_Request 1_
Reproduce, without changes, the records from the line containing "female-bar [503, 295, 668, 317]" through the line containing "x-tick-label: 1% [438, 553, 451, 563]".

_Source excerpt_

::::::::

Bookish is an affiliate website dedicated to all things books. They publish a wide range of reviews, interviews, and book lists — all related to reading.

Bookish homepage

Why this affiliate marketing example works:

  • Diverse income streams: Bookish participates in affiliate programs through IndieBound, Amazon, Etsy, Barnes & Noble, and other retailers. They also promote their own books, through NetGalley and book club kits.
  • They offer a wide variety of content — not just book reviews, but also interviews, anti-racism resources (which are timely), and tips for participating in a readathon.
  • They use engaging quizzes like this one, which keep readers both interested and entertained:  
Sample quiz from Bookish

Revenue: The Bookish website is owned by NetGalley, which uses the site to share books from NetGalley. There are no revenue reports available, NetGalley does get 22.5K organic visits per month, according to SEMrush.

Final Thoughts on Building a Successful Affiliate Website  

Affiliate marketing can be incredibly lucrative; however, market saturation means affiliate marketers must create an easy to use, authority site with strong, useful content to draw in visitors.

As you can see from the affiliate marketing website examples above, there is no one-size-fits-all solution to driving traffic and revenue. A simple site with quality content can still generate high levels of revenue.

As an affiliate marketer, your core goal should be to provide high-quality, useful content first, and foremost. And, make sure to diversify your income. Don’t rely totally on one affiliate marketing program — such as Amazon — or your income will be at the mercy of a third party.

::::::::

_Records supplied_
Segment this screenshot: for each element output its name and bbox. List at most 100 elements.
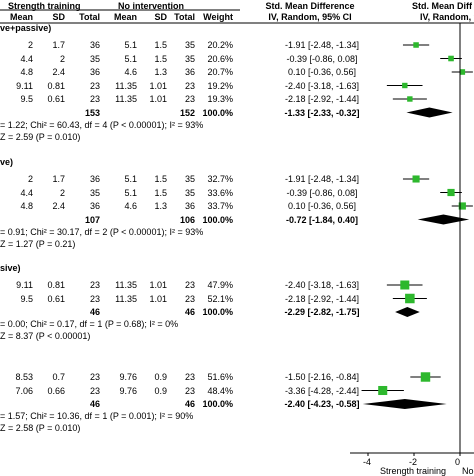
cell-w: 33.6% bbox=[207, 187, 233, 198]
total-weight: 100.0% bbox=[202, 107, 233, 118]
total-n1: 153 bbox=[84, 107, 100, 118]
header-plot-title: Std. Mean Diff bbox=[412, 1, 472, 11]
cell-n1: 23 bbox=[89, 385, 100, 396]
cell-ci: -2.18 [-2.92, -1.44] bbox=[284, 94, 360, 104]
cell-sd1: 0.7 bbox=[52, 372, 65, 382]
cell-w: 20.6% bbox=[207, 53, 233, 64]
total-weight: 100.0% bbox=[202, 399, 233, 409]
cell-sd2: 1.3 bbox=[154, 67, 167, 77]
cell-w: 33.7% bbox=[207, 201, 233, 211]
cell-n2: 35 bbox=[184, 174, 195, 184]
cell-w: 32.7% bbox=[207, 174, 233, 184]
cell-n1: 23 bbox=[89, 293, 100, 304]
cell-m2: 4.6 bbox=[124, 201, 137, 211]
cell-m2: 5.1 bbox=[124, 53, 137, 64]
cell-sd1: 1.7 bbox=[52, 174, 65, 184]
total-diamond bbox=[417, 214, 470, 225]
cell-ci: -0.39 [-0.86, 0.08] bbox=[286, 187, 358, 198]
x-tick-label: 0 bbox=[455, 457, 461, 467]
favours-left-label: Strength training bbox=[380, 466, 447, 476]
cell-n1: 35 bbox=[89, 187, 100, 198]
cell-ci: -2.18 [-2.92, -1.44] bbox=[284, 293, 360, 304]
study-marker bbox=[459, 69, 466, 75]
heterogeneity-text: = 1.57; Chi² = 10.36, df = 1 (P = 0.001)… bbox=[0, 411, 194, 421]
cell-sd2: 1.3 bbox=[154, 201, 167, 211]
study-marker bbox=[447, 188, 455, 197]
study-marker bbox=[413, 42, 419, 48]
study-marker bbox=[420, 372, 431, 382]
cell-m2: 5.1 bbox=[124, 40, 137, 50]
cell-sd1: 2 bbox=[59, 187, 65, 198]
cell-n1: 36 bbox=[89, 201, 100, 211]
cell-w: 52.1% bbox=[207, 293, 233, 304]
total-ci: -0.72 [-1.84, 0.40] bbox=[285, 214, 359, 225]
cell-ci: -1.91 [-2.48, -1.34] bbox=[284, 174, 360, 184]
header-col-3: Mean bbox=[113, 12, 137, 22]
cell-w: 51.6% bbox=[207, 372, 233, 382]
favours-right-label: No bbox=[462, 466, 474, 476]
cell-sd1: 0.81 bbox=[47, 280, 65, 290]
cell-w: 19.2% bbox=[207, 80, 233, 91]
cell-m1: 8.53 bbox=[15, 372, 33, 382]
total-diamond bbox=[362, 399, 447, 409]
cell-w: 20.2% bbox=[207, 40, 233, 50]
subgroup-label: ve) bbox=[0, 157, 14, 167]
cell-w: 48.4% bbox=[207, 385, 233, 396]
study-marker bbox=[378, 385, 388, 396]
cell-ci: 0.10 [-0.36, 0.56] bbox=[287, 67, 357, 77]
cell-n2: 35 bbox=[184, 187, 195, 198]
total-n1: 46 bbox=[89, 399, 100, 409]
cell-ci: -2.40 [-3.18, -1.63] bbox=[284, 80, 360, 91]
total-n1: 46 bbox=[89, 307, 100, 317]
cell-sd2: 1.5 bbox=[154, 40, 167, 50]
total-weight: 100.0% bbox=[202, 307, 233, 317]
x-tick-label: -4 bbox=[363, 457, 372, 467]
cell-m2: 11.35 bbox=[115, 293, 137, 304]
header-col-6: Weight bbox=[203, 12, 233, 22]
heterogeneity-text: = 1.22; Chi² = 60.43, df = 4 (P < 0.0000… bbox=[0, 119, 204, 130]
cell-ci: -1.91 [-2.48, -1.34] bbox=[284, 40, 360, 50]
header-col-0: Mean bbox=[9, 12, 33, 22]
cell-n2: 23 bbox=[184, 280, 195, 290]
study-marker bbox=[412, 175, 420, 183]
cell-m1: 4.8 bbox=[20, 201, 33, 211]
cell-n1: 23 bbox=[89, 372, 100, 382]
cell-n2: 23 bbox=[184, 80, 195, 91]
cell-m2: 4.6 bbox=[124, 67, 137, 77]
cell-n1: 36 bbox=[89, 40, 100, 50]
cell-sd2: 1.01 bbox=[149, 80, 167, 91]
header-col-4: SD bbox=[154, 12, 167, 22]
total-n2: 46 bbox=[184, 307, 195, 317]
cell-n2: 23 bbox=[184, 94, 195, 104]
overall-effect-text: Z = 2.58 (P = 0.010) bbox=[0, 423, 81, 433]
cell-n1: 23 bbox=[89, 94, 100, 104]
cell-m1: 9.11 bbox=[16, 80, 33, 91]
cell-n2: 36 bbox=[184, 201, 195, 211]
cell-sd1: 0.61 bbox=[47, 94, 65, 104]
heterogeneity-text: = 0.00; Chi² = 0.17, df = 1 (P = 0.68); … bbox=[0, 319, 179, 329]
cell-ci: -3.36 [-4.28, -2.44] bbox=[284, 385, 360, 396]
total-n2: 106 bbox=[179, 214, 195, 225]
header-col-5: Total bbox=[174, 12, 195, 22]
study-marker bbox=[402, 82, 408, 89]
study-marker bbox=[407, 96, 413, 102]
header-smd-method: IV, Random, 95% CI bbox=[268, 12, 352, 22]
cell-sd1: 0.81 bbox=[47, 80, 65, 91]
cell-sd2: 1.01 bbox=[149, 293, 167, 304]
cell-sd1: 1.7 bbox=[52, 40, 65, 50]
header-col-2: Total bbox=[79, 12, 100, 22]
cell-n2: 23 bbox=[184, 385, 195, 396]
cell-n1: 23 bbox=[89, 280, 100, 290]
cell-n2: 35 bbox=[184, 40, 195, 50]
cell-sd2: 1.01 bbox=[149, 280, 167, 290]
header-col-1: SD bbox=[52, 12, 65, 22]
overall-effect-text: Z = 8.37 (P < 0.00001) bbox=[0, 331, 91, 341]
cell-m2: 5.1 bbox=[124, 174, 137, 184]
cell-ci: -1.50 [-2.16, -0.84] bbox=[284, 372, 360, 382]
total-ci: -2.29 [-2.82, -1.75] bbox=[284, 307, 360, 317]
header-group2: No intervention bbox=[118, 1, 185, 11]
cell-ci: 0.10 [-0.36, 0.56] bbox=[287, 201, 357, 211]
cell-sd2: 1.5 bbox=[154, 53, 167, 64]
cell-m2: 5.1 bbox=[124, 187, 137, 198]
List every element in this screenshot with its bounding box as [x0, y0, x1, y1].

::::::::

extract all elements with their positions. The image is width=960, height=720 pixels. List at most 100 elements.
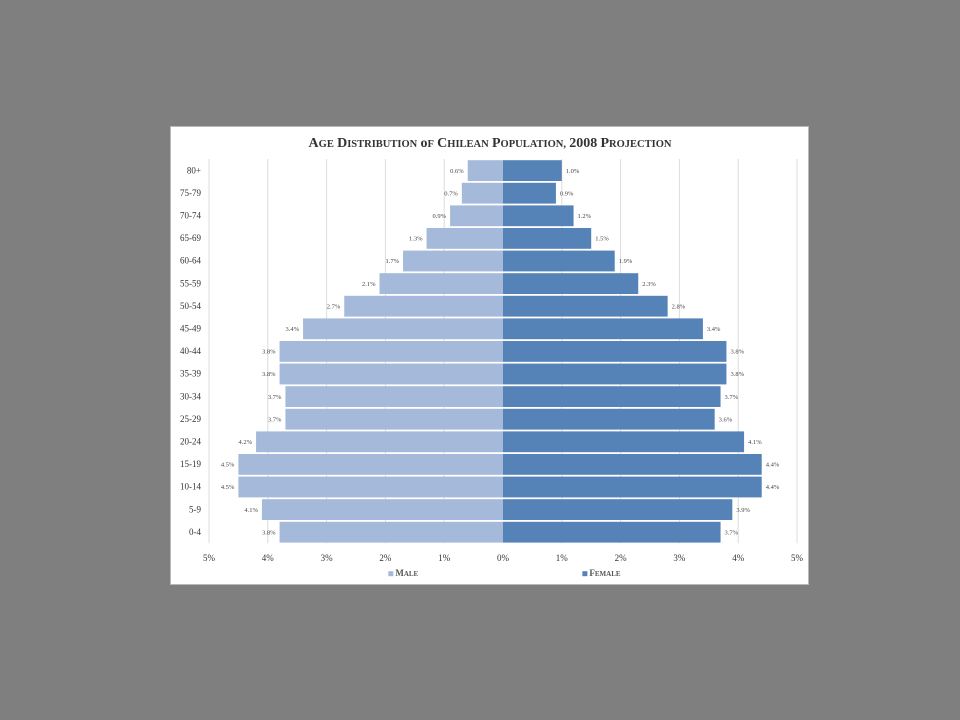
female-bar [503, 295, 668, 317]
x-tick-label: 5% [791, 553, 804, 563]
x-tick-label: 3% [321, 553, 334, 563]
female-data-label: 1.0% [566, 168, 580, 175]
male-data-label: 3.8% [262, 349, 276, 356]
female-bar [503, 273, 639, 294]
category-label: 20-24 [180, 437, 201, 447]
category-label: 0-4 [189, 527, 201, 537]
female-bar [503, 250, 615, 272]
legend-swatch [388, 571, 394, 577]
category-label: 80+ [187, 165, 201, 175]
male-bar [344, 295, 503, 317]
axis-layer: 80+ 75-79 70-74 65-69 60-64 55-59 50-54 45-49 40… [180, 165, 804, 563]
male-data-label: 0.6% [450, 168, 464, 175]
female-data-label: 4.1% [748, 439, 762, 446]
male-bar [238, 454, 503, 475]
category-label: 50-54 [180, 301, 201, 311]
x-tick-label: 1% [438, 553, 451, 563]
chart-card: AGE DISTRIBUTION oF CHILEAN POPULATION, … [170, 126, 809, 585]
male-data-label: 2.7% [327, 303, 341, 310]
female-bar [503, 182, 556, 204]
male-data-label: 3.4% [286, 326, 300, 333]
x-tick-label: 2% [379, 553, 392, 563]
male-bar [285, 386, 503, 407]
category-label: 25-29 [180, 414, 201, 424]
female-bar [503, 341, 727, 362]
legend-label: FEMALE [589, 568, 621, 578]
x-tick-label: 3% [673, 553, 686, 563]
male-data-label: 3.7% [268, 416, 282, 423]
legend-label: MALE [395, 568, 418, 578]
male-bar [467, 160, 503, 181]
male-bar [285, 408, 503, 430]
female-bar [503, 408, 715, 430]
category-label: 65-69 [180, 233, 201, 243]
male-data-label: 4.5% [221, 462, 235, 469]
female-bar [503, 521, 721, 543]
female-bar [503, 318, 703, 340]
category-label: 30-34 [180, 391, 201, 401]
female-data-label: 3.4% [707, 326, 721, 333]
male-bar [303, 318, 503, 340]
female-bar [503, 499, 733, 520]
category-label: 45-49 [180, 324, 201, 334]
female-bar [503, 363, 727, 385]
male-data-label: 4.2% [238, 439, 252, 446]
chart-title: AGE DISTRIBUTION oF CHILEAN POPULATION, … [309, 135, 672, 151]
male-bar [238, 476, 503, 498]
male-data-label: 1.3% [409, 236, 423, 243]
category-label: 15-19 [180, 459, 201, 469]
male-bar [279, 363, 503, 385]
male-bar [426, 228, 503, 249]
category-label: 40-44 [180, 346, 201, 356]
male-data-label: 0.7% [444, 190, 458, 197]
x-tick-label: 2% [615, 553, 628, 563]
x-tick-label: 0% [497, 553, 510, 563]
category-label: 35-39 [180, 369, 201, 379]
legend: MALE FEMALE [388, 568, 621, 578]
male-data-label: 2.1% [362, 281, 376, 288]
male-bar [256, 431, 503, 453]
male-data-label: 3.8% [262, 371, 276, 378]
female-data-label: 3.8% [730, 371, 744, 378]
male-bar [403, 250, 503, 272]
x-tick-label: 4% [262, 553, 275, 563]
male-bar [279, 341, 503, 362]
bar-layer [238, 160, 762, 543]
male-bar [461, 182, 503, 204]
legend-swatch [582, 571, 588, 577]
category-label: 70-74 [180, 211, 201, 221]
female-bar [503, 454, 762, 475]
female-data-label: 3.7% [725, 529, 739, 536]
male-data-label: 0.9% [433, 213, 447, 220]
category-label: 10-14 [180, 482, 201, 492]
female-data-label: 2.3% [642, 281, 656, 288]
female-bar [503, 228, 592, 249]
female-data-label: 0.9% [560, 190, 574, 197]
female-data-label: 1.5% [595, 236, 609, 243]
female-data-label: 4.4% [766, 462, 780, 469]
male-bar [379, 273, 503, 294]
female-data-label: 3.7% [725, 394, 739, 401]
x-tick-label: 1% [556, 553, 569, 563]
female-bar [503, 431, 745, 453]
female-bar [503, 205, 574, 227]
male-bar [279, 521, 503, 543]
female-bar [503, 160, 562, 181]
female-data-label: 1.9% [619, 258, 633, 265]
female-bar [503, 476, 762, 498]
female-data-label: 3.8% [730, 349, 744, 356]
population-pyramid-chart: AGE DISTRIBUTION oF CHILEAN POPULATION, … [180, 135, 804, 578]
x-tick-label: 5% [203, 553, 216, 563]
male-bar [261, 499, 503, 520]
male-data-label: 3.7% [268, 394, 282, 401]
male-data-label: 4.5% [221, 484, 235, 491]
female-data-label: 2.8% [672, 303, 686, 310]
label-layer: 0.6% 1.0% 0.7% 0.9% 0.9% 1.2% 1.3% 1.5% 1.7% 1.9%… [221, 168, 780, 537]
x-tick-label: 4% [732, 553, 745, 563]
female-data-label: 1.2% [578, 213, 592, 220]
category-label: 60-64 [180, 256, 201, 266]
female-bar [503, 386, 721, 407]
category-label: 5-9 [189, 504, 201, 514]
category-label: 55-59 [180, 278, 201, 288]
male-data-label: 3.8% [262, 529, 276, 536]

::::::::

_Request 2_
From the affiliate marketing text, write out the stretch from "Final Thoughts on" through "draw in visitors." again, putting "profitable" in place of "lucrative".

_Response 1_
female-bar [503, 295, 668, 317]
x-tick-label: 5% [791, 553, 804, 563]
x-tick-label: 3% [321, 553, 334, 563]
female-data-label: 1.0% [566, 168, 580, 175]
male-data-label: 3.8% [262, 349, 276, 356]
female-bar [503, 273, 639, 294]
category-label: 20-24 [180, 437, 201, 447]
category-label: 0-4 [189, 527, 201, 537]
female-bar [503, 250, 615, 272]
legend-swatch [388, 571, 394, 577]
category-label: 80+ [187, 165, 201, 175]
male-bar [344, 295, 503, 317]
axis-layer: 80+ 75-79 70-74 65-69 60-64 55-59 50-54 45-49 40… [180, 165, 804, 563]
male-data-label: 0.6% [450, 168, 464, 175]
female-data-label: 4.1% [748, 439, 762, 446]
male-bar [238, 454, 503, 475]
category-label: 50-54 [180, 301, 201, 311]
x-tick-label: 1% [438, 553, 451, 563]

_Response 2_
Final Thoughts on Building a Successful Affiliate Website  

Affiliate marketing can be incredibly profitable; however, market saturation means affiliate marketers must create an easy to use, authority site with strong, useful content to draw in visitors.